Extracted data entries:
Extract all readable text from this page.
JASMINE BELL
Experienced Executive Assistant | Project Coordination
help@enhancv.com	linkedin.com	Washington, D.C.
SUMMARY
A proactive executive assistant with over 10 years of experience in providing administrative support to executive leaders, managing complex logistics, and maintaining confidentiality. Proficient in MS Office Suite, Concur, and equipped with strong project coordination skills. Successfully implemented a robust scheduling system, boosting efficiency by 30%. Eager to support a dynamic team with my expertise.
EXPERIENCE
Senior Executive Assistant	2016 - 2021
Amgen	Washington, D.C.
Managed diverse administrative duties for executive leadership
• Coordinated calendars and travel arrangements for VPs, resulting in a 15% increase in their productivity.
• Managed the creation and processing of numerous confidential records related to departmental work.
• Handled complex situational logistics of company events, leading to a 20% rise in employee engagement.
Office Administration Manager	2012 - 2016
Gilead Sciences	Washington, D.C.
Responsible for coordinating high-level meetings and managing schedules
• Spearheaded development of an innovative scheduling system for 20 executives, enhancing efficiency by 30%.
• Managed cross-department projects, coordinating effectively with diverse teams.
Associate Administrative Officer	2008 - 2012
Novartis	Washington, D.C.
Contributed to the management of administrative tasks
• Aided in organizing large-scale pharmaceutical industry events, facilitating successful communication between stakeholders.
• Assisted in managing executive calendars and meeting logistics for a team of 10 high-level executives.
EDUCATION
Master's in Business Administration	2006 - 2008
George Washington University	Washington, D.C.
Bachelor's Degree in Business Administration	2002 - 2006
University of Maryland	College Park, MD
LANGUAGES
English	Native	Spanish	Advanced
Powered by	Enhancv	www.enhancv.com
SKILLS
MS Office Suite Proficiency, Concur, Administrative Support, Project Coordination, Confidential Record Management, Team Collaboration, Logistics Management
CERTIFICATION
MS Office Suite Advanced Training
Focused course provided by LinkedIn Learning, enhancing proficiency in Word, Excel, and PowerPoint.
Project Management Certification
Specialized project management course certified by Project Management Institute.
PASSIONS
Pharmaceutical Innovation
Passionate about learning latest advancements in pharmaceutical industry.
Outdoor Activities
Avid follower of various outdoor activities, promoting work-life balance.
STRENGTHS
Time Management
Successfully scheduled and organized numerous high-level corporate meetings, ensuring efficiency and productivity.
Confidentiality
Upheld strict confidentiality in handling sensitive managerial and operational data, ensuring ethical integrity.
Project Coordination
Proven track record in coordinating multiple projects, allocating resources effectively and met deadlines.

Goal -
Scan the listing above for the word "industry" and show each line where it is found.

Task solution -
• Aided in organizing large-scale pharmaceutical industry events, facilitating successful communication between stakeholders.
Passionate about learning latest advancements in pharmaceutical industry.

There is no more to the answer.